→ WRITTEN TASK
Filter the records below and copy every line containing the word "materials".

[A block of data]
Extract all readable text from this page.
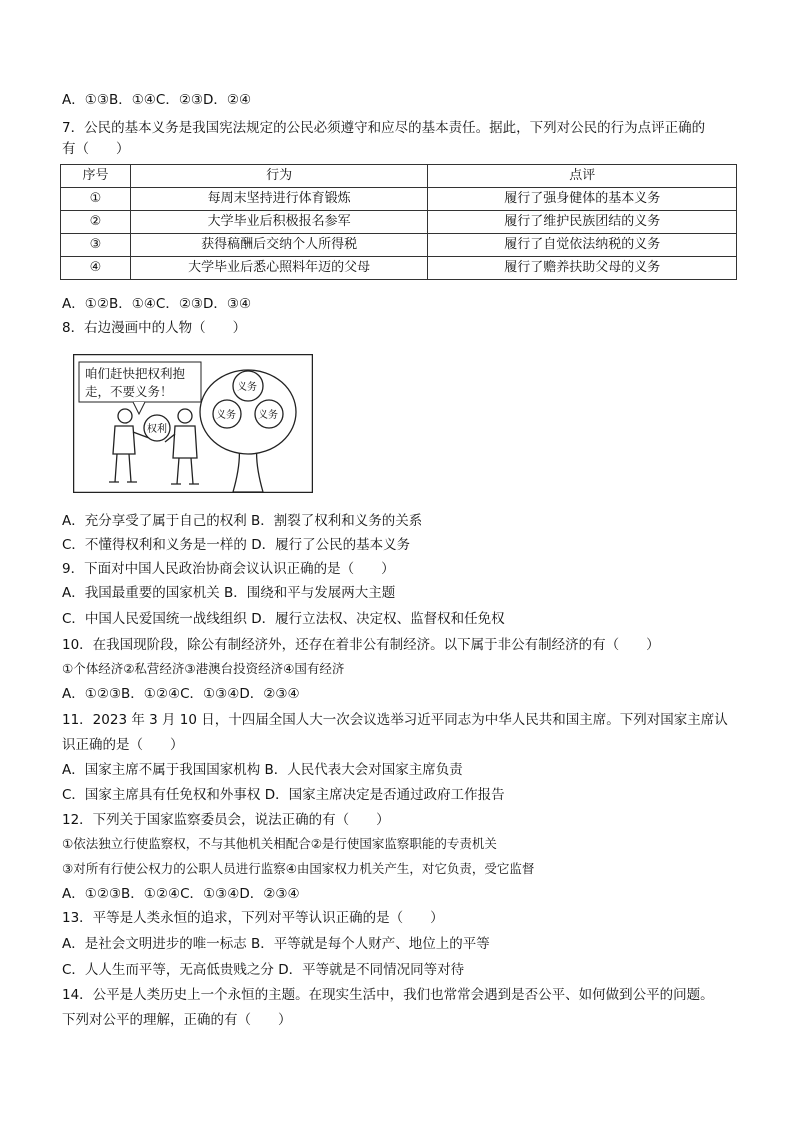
A．①③B．①④C．②③D．②④
7．公民的基本义务是我国宪法规定的公民必须遵守和应尽的基本责任。据此，下列对公民的行为点评正确的
有（　　）
序号	行为	点评
①	每周末坚持进行体育锻炼	履行了强身健体的基本义务
②	大学毕业后积极报名参军	履行了维护民族团结的义务
③	获得稿酬后交纳个人所得税	履行了自觉依法纳税的义务
④	大学毕业后悉心照料年迈的父母	履行了赡养扶助父母的义务
A．①②B．①④C．②③D．③④
8．右边漫画中的人物（　　）
咱们赶快把权利抱
走，不要义务！
权利
义务
义务 义务
A．充分享受了属于自己的权利 B．割裂了权利和义务的关系
C．不懂得权利和义务是一样的 D．履行了公民的基本义务
9．下面对中国人民政治协商会议认识正确的是（　　）
A．我国最重要的国家机关 B．围绕和平与发展两大主题
C．中国人民爱国统一战线组织 D．履行立法权、决定权、监督权和任免权
10．在我国现阶段，除公有制经济外，还存在着非公有制经济。以下属于非公有制经济的有（　　）
①个体经济②私营经济③港澳台投资经济④国有经济
A．①②③B．①②④C．①③④D．②③④
11．2023 年 3 月 10 日，十四届全国人大一次会议选举习近平同志为中华人民共和国主席。下列对国家主席认
识正确的是（　　）
A．国家主席不属于我国国家机构 B．人民代表大会对国家主席负责
C．国家主席具有任免权和外事权 D．国家主席决定是否通过政府工作报告
12．下列关于国家监察委员会，说法正确的有（　　）
①依法独立行使监察权，不与其他机关相配合②是行使国家监察职能的专责机关
③对所有行使公权力的公职人员进行监察④由国家权力机关产生，对它负责，受它监督
A．①②③B．①②④C．①③④D．②③④
13．平等是人类永恒的追求，下列对平等认识正确的是（　　）
A．是社会文明进步的唯一标志 B．平等就是每个人财产、地位上的平等
C．人人生而平等，无高低贵贱之分 D．平等就是不同情况同等对待
14．公平是人类历史上一个永恒的主题。在现实生活中，我们也常常会遇到是否公平、如何做到公平的问题。
下列对公平的理解，正确的有（　　）
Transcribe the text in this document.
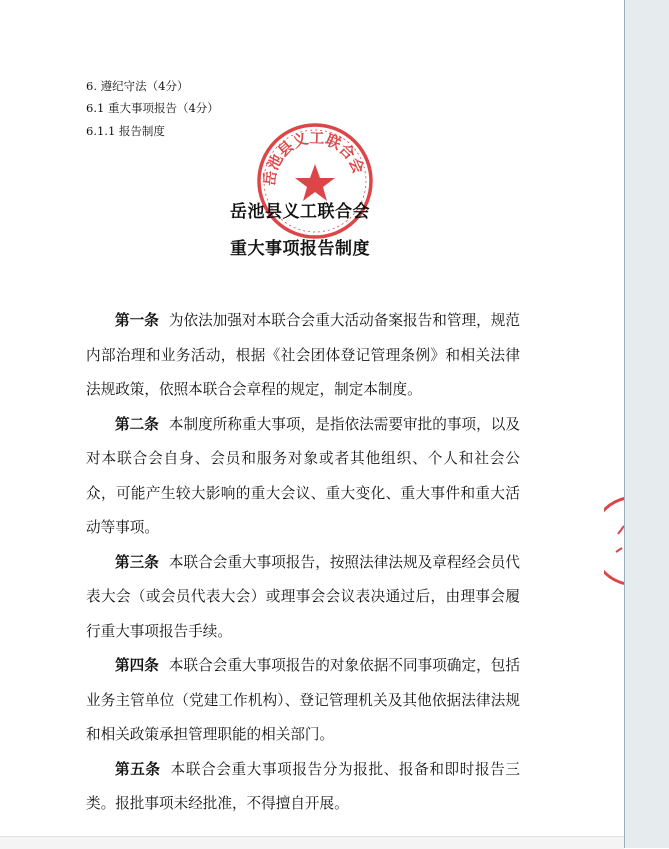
6. 遵纪守法（4分）
6.1 重大事项报告（4分）
6.1.1 报告制度
岳池县义工联合会
岳池县义工联合会
重大事项报告制度

第一条 为依法加强对本联合会重大活动备案报告和管理，规范内部治理和业务活动，根据《社会团体登记管理条例》和相关法律法规政策，依照本联合会章程的规定，制定本制度。

第二条 本制度所称重大事项，是指依法需要审批的事项，以及对本联合会自身、会员和服务对象或者其他组织、个人和社会公众，可能产生较大影响的重大会议、重大变化、重大事件和重大活动等事项。

第三条 本联合会重大事项报告，按照法律法规及章程经会员代表大会（或会员代表大会）或理事会会议表决通过后，由理事会履行重大事项报告手续。

第四条 本联合会重大事项报告的对象依据不同事项确定，包括业务主管单位（党建工作机构）、登记管理机关及其他依据法律法规和相关政策承担管理职能的相关部门。

第五条 本联合会重大事项报告分为报批、报备和即时报告三类。报批事项未经批准，不得擅自开展。
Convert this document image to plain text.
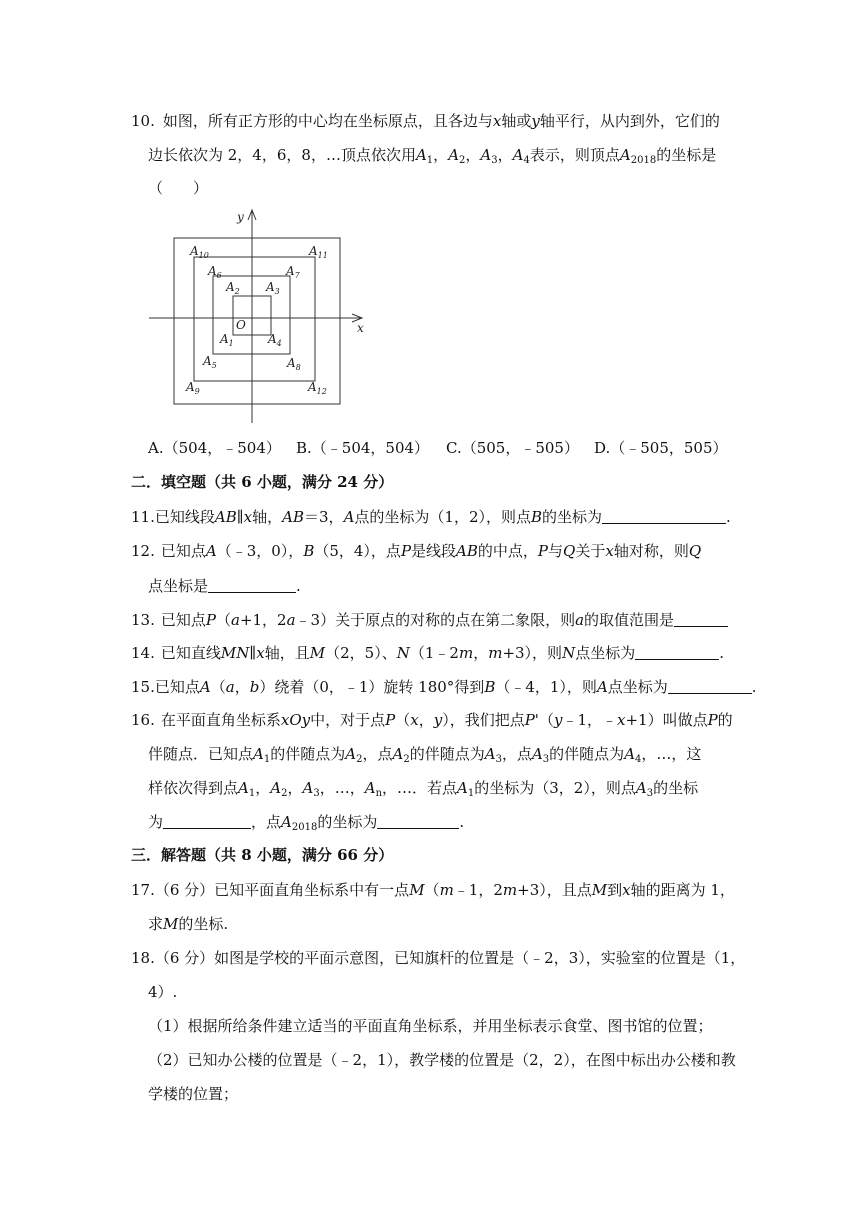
10. 如图，所有正方形的中心均在坐标原点，且各边与x轴或y轴平行，从内到外，它们的
边长依次为 2，4，6，8，…顶点依次用$A_1$，$A_2$，$A_3$，$A_4$表示，则顶点$A_{2018}$的坐标是
（　　）
y
x
O
$A_{10}$	$A_{11}$
$A_6$	$A_7$
$A_2$ $A_3$
$A_1$	$A_4$
$A_5$	$A_8$
$A_9$	$A_{12}$
A.（504，﹣504） B.（﹣504，504） C.（505，﹣505） D.（﹣505，505）
二．填空题（共 6 小题，满分 24 分）
11.已知线段AB∥x轴，AB＝3，A点的坐标为（1，2），则点B的坐标为	.
12. 已知点A（﹣3，0），B（5，4），点P是线段AB的中点，P与Q关于x轴对称，则Q
点坐标是	.
13. 已知点P（a+1，2a﹣3）关于原点的对称的点在第二象限，则a的取值范围是
14. 已知直线MN∥x轴，且M（2，5）、N（1﹣2m，m+3），则N点坐标为	.
15.已知点A（a，b）绕着（0，﹣1）旋转 180°得到B（﹣4，1），则A点坐标为	.
16. 在平面直角坐标系xOy中，对于点P（x，y），我们把点P'（y﹣1，﹣x+1）叫做点P的
伴随点．已知点$A_1$的伴随点为$A_2$，点$A_2$的伴随点为$A_3$，点$A_3$的伴随点为$A_4$，…，这
样依次得到点$A_1$，$A_2$，$A_3$，…，$A_n$，…．若点$A_1$的坐标为（3，2），则点$A_3$的坐标
为	，点$A_{2018}$的坐标为	.
三．解答题（共 8 小题，满分 66 分）
17.（6 分）已知平面直角坐标系中有一点M（m﹣1，2m+3），且点M到x轴的距离为 1，
求M的坐标.
18.（6 分）如图是学校的平面示意图，已知旗杆的位置是（﹣2，3），实验室的位置是（1，
4）.
（1）根据所给条件建立适当的平面直角坐标系，并用坐标表示食堂、图书馆的位置；
（2）已知办公楼的位置是（﹣2，1），教学楼的位置是（2，2），在图中标出办公楼和教
学楼的位置；
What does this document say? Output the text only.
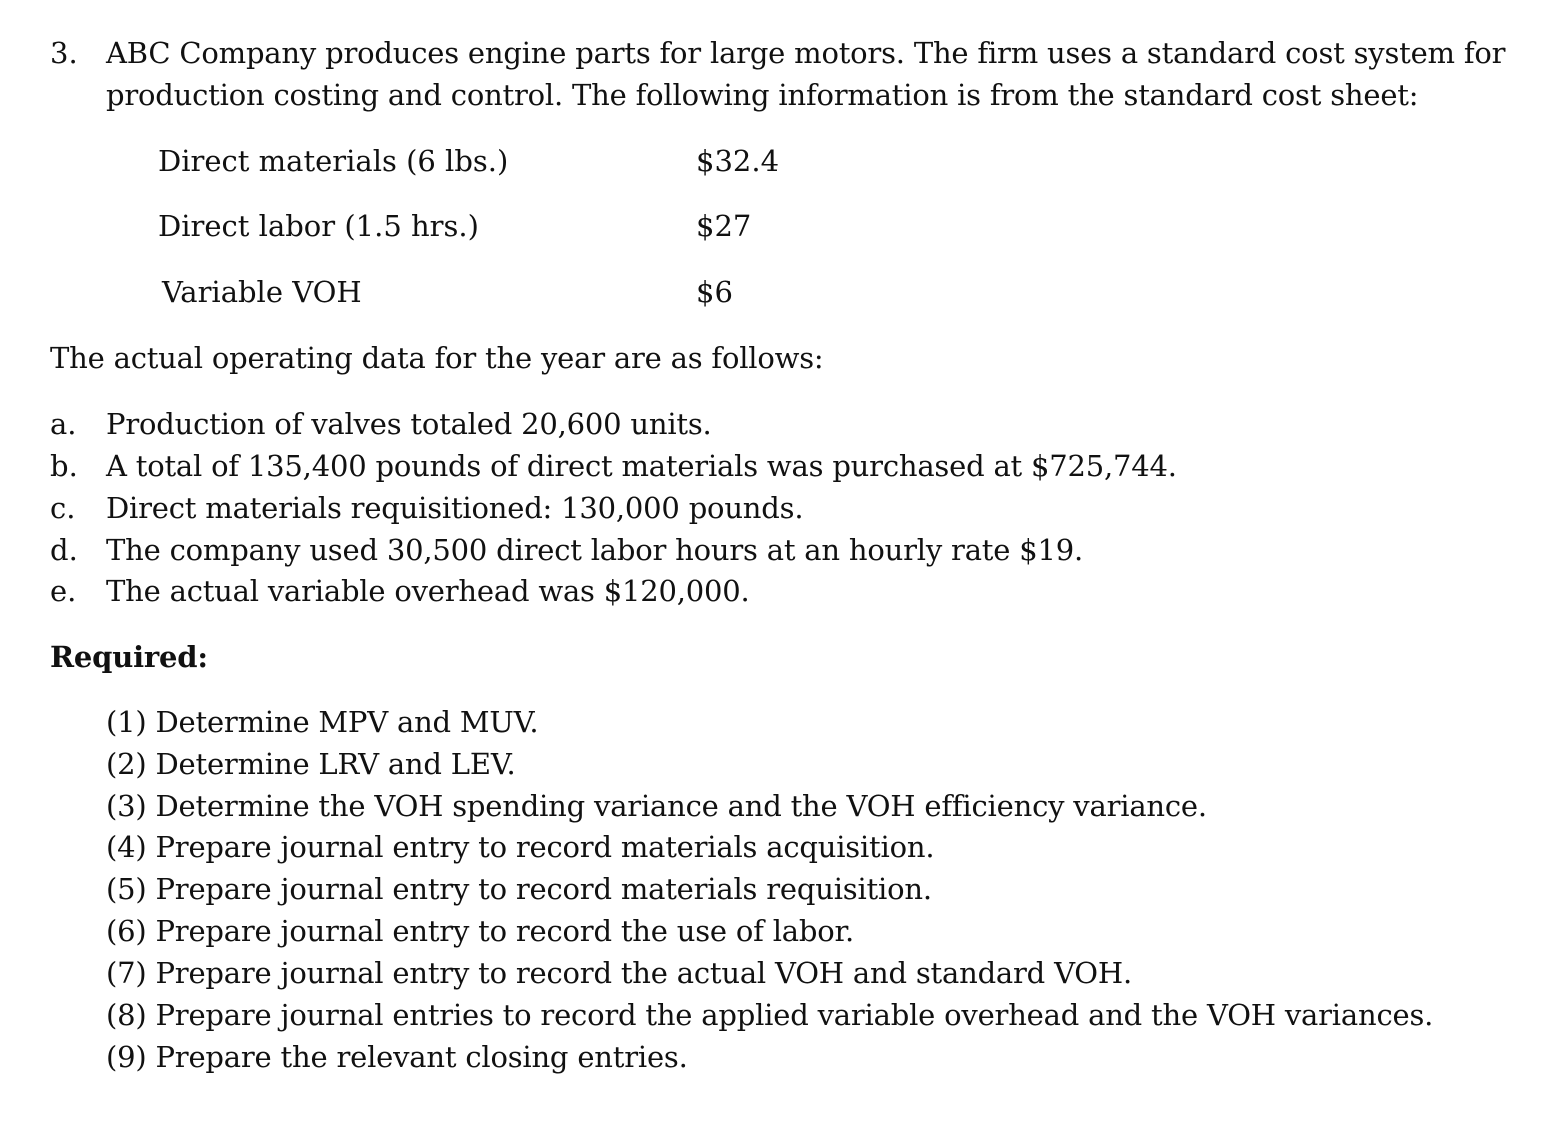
3. ABC Company produces engine parts for large motors. The firm uses a standard cost system for
production costing and control. The following information is from the standard cost sheet:
Direct materials (6 lbs.)	$32.4
Direct labor (1.5 hrs.)	$27
Variable VOH	$6
The actual operating data for the year are as follows:
a. Production of valves totaled 20,600 units.
b. A total of 135,400 pounds of direct materials was purchased at $725,744.
c. Direct materials requisitioned: 130,000 pounds.
d. The company used 30,500 direct labor hours at an hourly rate $19.
e. The actual variable overhead was $120,000.
Required:
(1) Determine MPV and MUV.
(2) Determine LRV and LEV.
(3) Determine the VOH spending variance and the VOH efficiency variance.
(4) Prepare journal entry to record materials acquisition.
(5) Prepare journal entry to record materials requisition.
(6) Prepare journal entry to record the use of labor.
(7) Prepare journal entry to record the actual VOH and standard VOH.
(8) Prepare journal entries to record the applied variable overhead and the VOH variances.
(9) Prepare the relevant closing entries.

→ FINAL RESULT
Direct materials (6 lbs.)	$32.4
b. A total of 135,400 pounds of direct materials was purchased at $725,744.
c. Direct materials requisitioned: 130,000 pounds.
(4) Prepare journal entry to record materials acquisition.
(5) Prepare journal entry to record materials requisition.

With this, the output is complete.